■ **Exercise prompt**: Wherever the word "samochodu" appears in the entries, copy the whole line.

■ **Task input**:
>> begin
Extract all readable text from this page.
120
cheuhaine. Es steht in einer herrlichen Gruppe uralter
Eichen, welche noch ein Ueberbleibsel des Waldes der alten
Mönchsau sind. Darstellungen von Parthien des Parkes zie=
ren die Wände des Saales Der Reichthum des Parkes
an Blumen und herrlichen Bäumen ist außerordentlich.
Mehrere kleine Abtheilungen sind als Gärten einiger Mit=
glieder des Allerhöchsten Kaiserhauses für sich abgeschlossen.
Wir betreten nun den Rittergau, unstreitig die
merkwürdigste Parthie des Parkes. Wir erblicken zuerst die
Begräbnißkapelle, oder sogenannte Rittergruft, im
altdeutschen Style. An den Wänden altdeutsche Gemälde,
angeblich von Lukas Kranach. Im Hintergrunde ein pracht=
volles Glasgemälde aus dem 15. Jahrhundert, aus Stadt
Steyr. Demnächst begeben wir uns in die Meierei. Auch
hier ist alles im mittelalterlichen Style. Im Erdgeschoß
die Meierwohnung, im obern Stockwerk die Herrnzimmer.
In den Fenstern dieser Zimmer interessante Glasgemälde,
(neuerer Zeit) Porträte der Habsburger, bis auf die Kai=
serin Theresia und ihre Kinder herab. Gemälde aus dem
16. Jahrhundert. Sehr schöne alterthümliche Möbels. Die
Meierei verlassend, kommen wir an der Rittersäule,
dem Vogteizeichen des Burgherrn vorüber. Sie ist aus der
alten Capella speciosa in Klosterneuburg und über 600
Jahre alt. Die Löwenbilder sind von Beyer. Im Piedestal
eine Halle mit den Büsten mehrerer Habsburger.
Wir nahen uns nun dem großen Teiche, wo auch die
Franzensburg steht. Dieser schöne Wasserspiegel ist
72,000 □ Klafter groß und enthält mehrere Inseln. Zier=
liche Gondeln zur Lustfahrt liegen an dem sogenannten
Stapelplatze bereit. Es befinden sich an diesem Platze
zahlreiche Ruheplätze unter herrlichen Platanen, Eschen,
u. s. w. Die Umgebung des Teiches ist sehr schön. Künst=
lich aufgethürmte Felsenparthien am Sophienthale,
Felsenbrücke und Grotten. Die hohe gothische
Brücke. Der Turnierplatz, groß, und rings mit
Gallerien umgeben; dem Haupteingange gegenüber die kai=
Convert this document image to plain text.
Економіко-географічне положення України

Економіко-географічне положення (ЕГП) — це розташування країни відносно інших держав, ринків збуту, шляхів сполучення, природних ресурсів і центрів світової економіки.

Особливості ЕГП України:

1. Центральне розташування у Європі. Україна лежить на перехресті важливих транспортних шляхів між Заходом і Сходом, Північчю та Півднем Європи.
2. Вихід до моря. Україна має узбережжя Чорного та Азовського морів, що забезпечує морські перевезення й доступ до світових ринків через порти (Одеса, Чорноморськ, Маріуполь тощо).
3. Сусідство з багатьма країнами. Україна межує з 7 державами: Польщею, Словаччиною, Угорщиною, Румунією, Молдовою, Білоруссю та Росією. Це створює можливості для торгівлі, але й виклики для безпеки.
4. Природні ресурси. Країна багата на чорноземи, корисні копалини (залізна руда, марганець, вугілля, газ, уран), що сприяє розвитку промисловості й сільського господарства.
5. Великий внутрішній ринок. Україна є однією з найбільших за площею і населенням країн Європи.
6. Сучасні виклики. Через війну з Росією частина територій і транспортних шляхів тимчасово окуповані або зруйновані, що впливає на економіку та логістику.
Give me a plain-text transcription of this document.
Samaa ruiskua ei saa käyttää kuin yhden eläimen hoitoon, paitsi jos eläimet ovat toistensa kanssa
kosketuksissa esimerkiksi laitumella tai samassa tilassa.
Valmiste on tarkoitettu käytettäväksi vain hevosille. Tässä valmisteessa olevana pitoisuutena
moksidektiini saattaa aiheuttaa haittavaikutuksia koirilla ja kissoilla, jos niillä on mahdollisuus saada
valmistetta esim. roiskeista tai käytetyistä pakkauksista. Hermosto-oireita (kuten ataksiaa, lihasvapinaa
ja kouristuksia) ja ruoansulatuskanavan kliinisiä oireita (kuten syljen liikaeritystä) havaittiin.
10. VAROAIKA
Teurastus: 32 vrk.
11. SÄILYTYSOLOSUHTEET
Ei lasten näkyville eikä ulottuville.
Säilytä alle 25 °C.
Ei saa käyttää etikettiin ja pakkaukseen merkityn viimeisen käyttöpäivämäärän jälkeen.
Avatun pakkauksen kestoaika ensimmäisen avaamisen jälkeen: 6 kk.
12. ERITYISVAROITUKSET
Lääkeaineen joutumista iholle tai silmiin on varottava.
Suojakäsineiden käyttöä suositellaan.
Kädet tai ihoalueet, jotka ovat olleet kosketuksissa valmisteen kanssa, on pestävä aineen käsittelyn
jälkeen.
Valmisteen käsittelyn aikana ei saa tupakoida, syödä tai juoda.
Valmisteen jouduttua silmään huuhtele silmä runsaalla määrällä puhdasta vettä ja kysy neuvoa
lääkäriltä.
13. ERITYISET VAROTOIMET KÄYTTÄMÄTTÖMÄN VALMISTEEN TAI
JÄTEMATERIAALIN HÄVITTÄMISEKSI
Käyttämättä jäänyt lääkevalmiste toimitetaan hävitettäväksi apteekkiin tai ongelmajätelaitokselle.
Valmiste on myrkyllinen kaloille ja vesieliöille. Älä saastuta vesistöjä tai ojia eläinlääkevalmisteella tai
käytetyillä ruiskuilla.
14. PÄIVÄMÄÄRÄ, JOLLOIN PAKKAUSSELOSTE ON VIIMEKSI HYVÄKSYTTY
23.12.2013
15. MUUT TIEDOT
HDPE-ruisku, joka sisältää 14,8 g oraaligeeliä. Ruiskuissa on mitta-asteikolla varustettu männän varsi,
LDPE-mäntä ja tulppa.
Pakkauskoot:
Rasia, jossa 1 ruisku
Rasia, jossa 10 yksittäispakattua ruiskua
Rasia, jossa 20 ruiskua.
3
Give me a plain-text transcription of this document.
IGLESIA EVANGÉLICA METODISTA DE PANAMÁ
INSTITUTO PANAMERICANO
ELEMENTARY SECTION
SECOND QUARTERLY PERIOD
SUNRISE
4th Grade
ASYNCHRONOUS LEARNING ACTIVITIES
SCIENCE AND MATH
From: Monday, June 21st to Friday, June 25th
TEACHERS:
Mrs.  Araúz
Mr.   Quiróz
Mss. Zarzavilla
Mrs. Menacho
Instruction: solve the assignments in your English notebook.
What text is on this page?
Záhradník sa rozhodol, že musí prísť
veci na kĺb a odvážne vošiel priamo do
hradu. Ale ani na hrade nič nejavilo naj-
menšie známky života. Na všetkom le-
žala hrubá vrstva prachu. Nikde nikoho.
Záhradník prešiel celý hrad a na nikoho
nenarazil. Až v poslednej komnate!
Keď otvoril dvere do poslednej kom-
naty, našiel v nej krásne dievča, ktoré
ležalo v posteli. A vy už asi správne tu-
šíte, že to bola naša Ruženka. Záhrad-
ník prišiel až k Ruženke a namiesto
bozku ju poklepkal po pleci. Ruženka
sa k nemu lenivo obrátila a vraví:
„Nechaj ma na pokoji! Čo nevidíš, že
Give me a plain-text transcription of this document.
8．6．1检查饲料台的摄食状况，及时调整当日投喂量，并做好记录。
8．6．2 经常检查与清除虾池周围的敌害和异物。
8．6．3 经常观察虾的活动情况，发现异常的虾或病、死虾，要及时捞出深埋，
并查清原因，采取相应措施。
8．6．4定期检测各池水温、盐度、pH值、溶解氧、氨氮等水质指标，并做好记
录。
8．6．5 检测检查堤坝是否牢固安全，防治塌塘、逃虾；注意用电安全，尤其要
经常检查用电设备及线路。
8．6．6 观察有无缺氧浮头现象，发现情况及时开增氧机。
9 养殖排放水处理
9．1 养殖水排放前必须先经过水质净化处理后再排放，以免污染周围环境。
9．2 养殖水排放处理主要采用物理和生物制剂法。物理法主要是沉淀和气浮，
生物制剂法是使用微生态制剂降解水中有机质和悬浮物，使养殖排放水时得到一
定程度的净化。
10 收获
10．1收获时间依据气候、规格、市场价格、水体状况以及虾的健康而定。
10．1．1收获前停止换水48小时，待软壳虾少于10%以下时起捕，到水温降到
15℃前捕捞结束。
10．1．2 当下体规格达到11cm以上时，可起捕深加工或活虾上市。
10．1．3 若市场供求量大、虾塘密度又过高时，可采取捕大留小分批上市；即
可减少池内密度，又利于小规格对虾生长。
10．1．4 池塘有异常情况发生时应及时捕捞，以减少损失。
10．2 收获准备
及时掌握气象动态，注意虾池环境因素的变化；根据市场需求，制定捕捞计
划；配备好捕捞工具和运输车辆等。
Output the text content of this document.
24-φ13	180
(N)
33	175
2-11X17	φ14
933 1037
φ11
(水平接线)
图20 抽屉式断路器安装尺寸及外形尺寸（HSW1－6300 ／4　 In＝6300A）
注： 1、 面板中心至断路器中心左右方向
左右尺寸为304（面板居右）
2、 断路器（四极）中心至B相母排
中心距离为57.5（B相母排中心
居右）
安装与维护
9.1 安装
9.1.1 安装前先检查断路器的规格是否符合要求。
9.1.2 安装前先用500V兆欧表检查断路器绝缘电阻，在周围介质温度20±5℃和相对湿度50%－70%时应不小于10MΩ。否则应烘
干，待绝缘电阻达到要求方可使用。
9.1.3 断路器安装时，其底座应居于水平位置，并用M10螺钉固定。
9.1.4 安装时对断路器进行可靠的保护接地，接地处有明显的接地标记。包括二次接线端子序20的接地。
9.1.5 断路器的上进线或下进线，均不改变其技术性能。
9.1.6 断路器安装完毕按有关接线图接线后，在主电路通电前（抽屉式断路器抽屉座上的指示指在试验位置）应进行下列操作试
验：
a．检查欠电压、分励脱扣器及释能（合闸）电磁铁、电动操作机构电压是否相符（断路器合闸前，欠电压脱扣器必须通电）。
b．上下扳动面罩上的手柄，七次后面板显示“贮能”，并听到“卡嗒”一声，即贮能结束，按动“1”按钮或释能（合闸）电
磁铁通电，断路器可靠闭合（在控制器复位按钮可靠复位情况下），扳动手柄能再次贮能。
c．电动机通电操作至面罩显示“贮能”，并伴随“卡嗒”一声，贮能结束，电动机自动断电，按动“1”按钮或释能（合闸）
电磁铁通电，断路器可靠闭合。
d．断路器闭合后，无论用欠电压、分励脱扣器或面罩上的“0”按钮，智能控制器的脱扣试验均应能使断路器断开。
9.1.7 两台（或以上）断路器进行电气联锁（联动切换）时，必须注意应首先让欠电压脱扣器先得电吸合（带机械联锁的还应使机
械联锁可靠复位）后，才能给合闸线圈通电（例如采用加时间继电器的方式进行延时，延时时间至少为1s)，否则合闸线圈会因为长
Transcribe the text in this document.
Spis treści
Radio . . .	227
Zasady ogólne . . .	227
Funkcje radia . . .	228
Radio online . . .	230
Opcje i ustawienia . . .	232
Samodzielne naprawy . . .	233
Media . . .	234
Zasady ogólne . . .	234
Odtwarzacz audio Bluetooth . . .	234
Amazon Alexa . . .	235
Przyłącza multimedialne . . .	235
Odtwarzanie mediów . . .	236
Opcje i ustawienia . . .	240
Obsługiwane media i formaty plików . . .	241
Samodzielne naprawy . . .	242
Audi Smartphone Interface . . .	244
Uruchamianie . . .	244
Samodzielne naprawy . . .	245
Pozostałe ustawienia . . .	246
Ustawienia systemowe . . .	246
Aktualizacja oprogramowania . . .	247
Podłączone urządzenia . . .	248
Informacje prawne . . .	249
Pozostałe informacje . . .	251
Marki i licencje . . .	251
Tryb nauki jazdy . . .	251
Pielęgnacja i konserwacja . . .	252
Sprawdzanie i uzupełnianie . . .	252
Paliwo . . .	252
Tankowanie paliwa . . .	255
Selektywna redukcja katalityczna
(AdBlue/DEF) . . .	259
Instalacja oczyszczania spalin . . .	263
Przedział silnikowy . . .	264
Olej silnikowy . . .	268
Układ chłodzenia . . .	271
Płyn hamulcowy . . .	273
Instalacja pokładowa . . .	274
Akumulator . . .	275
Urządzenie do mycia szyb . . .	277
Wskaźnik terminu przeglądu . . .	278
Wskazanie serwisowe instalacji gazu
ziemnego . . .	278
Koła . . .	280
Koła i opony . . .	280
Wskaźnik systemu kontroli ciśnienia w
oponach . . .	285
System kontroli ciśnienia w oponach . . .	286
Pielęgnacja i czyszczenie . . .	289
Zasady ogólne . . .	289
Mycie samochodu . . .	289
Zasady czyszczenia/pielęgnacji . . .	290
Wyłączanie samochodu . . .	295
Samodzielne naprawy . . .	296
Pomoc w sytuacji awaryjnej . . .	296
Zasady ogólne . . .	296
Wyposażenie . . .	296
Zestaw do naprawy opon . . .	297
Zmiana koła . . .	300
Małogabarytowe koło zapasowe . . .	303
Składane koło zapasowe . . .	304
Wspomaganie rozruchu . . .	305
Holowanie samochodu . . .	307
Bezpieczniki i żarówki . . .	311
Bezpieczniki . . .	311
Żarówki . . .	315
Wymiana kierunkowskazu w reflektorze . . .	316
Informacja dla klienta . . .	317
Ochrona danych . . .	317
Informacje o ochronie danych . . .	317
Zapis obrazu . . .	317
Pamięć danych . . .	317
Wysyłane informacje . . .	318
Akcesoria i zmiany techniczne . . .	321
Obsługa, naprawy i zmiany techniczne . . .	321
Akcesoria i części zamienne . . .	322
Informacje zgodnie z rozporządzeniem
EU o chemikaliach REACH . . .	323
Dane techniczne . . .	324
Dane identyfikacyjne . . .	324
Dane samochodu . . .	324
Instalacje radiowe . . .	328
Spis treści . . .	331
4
>> end
■ **Exercise result**:
Mycie samochodu . . .	289
Wyłączanie samochodu . . .	295
Holowanie samochodu . . .	307
Dane samochodu . . .	324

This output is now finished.